**你的任务**
请把下面列表里所有的"Patent image size"改成"Drawing size"，其余文字一律不动，然后写出整份列表，但不要包含图片。

**列表内容**
.....
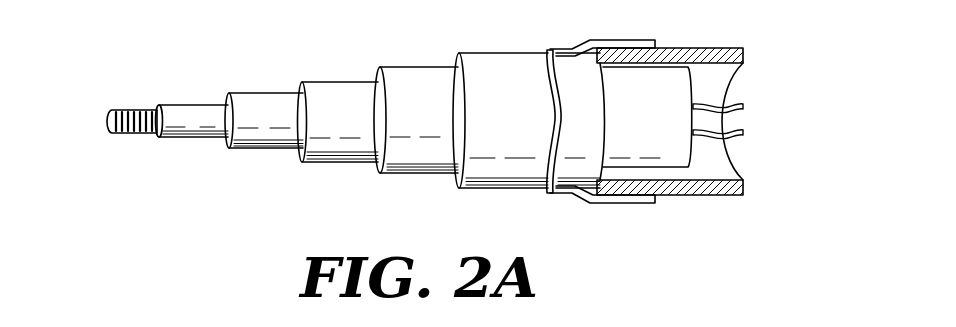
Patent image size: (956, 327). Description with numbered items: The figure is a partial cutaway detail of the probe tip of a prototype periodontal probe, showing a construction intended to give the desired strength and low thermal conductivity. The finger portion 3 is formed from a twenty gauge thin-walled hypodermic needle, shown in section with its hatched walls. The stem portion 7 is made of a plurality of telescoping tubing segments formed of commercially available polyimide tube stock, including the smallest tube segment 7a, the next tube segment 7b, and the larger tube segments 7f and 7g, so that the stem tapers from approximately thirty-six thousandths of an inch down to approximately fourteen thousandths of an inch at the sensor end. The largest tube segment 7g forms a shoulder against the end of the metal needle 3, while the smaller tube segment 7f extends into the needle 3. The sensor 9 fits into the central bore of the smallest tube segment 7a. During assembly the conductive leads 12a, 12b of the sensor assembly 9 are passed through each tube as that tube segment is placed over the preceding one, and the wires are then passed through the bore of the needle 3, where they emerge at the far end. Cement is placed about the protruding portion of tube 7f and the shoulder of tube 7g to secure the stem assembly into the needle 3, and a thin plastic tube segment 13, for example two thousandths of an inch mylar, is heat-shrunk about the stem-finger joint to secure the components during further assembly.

The stem portion 7 is at (560, 50).
The sensor 9 is at (134, 133).
The smallest tube segment 7a is at (198, 140).
The tube segment 7b is at (268, 150).
The tube segment 7f is at (382, 170).
The largest tube segment 7g is at (510, 188).
The thin plastic tube segment 13 is at (617, 46).
The finger portion 3 is at (684, 48).
The conductive lead 12a is at (733, 103).
The conductive lead 12b is at (733, 133).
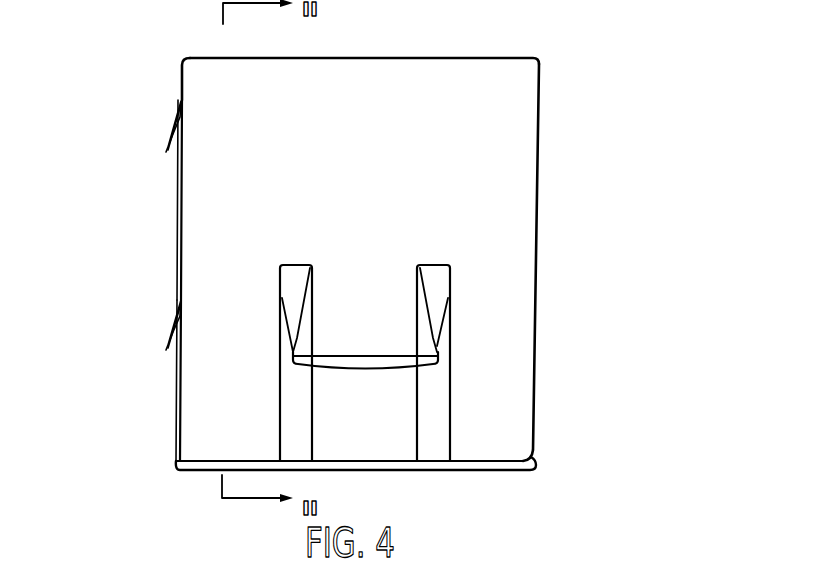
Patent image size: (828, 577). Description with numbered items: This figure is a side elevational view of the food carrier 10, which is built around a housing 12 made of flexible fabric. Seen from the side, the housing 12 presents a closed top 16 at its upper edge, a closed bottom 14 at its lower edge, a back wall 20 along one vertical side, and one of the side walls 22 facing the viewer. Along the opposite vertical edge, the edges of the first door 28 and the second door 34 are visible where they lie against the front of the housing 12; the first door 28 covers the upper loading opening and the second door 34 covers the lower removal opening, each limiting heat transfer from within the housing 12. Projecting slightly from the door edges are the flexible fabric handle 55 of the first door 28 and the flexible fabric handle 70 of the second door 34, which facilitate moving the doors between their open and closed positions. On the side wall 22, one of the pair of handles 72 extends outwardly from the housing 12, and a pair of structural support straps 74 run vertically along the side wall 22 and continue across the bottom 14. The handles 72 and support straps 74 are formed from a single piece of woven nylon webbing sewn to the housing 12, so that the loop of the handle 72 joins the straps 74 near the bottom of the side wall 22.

The food carrier 10 is at (604, 85).
The housing 12 is at (480, 50).
The closed bottom 14 is at (470, 470).
The closed top 16 is at (210, 57).
The back wall 20 is at (541, 216).
The side walls 22 is at (520, 290).
The first door 28 is at (177, 217).
The second door 34 is at (176, 410).
The flexible fabric handle 55 is at (165, 148).
The flexible fabric handle 70 is at (165, 345).
The handles 72 is at (370, 367).
The structural support straps 74 is at (442, 408).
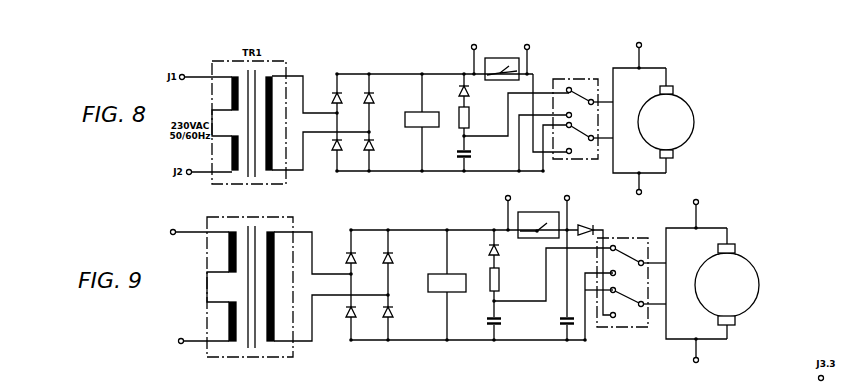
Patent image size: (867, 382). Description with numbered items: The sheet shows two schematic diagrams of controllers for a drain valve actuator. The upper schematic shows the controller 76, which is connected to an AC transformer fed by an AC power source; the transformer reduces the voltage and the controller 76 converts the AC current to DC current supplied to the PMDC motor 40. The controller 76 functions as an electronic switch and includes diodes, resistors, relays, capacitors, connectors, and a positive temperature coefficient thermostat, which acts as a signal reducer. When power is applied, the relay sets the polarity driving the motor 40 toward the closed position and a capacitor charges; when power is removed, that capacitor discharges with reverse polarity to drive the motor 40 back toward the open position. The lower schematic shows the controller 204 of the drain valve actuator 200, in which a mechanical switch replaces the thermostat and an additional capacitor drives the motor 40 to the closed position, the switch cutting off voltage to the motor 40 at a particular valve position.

In FIG. 8, the controller 76 is at (410, 47).
In FIG. 8, the motor 40 is at (697, 108).
In FIG. 9, the motor 40 is at (758, 277).
In FIG. 9, the controller 204 is at (438, 207).
In FIG. 9, the drain valve actuator 200 is at (502, 375).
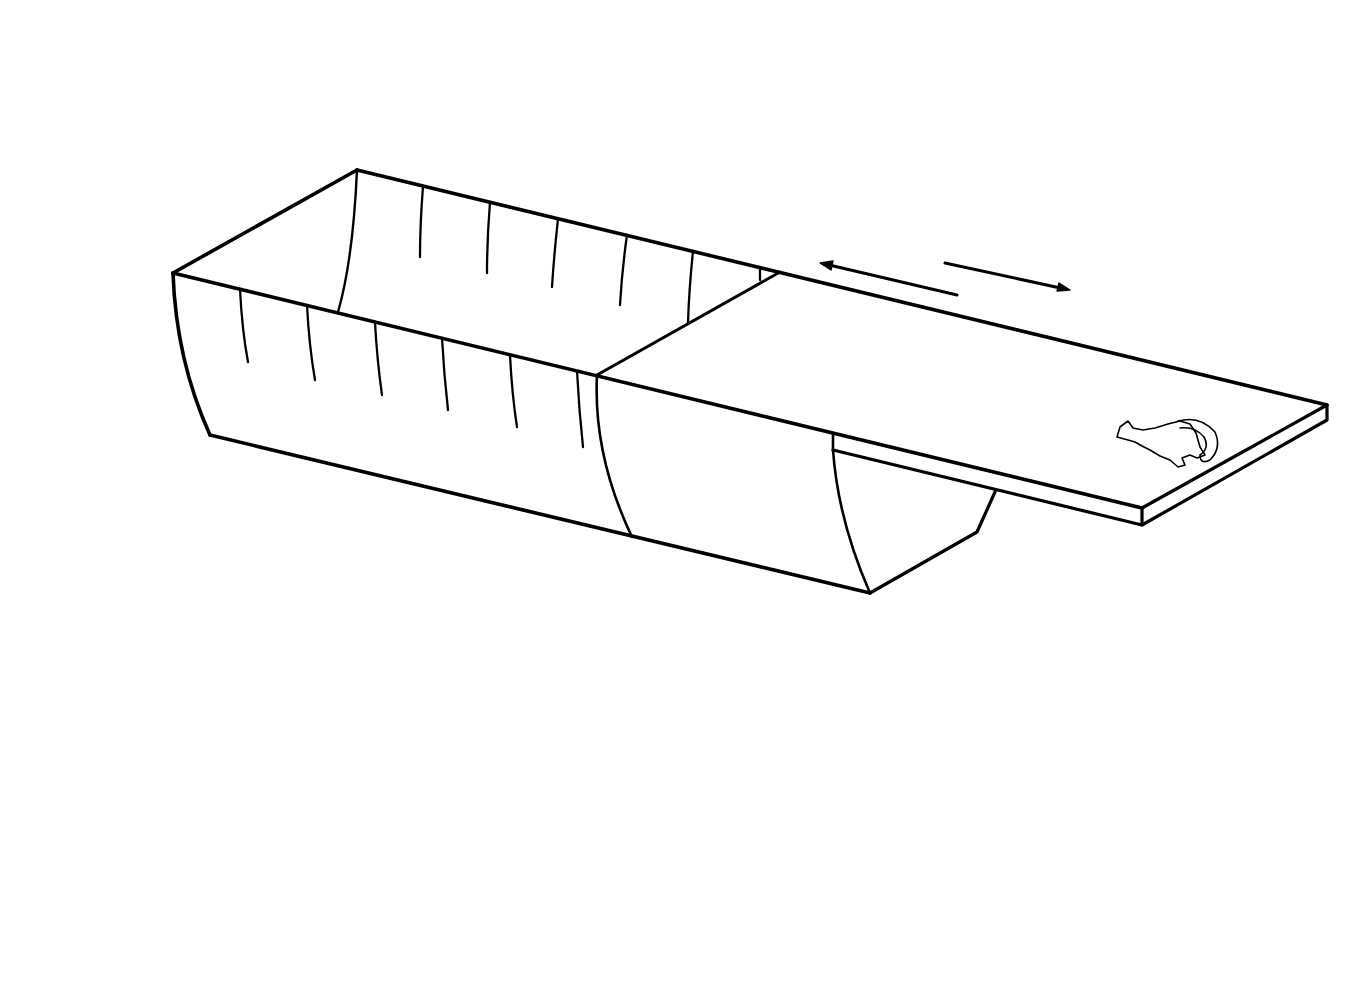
.....
**输出结果**
Drawing size: (956, 327). Description with numbered items: The figure is a partial cutaway detail of the probe tip of a prototype periodontal probe, showing a construction intended to give the desired strength and low thermal conductivity. The finger portion 3 is formed from a twenty gauge thin-walled hypodermic needle, shown in section with its hatched walls. The stem portion 7 is made of a plurality of telescoping tubing segments formed of commercially available polyimide tube stock, including the smallest tube segment 7a, the next tube segment 7b, and the larger tube segments 7f and 7g, so that the stem tapers from approximately thirty-six thousandths of an inch down to approximately fourteen thousandths of an inch at the sensor end. The largest tube segment 7g forms a shoulder against the end of the metal needle 3, while the smaller tube segment 7f extends into the needle 3. The sensor 9 fits into the central bore of the smallest tube segment 7a. During assembly the conductive leads 12a, 12b of the sensor assembly 9 are passed through each tube as that tube segment is placed over the preceding one, and the wires are then passed through the bore of the needle 3, where they emerge at the far end. Cement is placed about the protruding portion of tube 7f and the shoulder of tube 7g to secure the stem assembly into the needle 3, and a thin plastic tube segment 13, for example two thousandths of an inch mylar, is heat-shrunk about the stem-finger joint to secure the components during further assembly.

The stem portion 7 is at (560, 50).
The sensor 9 is at (134, 133).
The smallest tube segment 7a is at (198, 140).
The tube segment 7b is at (268, 150).
The tube segment 7f is at (382, 170).
The largest tube segment 7g is at (510, 188).
The thin plastic tube segment 13 is at (617, 46).
The finger portion 3 is at (684, 48).
The conductive lead 12a is at (733, 103).
The conductive lead 12b is at (733, 133).
Drawing size: (828, 577). Description with numbered items: This figure is a side elevational view of the food carrier 10, which is built around a housing 12 made of flexible fabric. Seen from the side, the housing 12 presents a closed top 16 at its upper edge, a closed bottom 14 at its lower edge, a back wall 20 along one vertical side, and one of the side walls 22 facing the viewer. Along the opposite vertical edge, the edges of the first door 28 and the second door 34 are visible where they lie against the front of the housing 12; the first door 28 covers the upper loading opening and the second door 34 covers the lower removal opening, each limiting heat transfer from within the housing 12. Projecting slightly from the door edges are the flexible fabric handle 55 of the first door 28 and the flexible fabric handle 70 of the second door 34, which facilitate moving the doors between their open and closed positions. On the side wall 22, one of the pair of handles 72 extends outwardly from the housing 12, and a pair of structural support straps 74 run vertically along the side wall 22 and continue across the bottom 14. The handles 72 and support straps 74 are formed from a single piece of woven nylon webbing sewn to the housing 12, so that the loop of the handle 72 joins the straps 74 near the bottom of the side wall 22.

The food carrier 10 is at (604, 85).
The housing 12 is at (480, 50).
The closed bottom 14 is at (470, 470).
The closed top 16 is at (210, 57).
The back wall 20 is at (541, 216).
The side walls 22 is at (520, 290).
The first door 28 is at (177, 217).
The second door 34 is at (176, 410).
The flexible fabric handle 55 is at (165, 148).
The flexible fabric handle 70 is at (165, 345).
The handles 72 is at (370, 367).
The structural support straps 74 is at (442, 408).
Drawing size: (867, 382). Description with numbered items: The sheet shows two schematic diagrams of controllers for a drain valve actuator. The upper schematic shows the controller 76, which is connected to an AC transformer fed by an AC power source; the transformer reduces the voltage and the controller 76 converts the AC current to DC current supplied to the PMDC motor 40. The controller 76 functions as an electronic switch and includes diodes, resistors, relays, capacitors, connectors, and a positive temperature coefficient thermostat, which acts as a signal reducer. When power is applied, the relay sets the polarity driving the motor 40 toward the closed position and a capacitor charges; when power is removed, that capacitor discharges with reverse polarity to drive the motor 40 back toward the open position. The lower schematic shows the controller 204 of the drain valve actuator 200, in which a mechanical switch replaces the thermostat and an additional capacitor drives the motor 40 to the closed position, the switch cutting off voltage to the motor 40 at a particular valve position.

In FIG. 8, the controller 76 is at (410, 47).
In FIG. 8, the motor 40 is at (697, 108).
In FIG. 9, the motor 40 is at (758, 277).
In FIG. 9, the controller 204 is at (438, 207).
In FIG. 9, the drain valve actuator 200 is at (502, 375).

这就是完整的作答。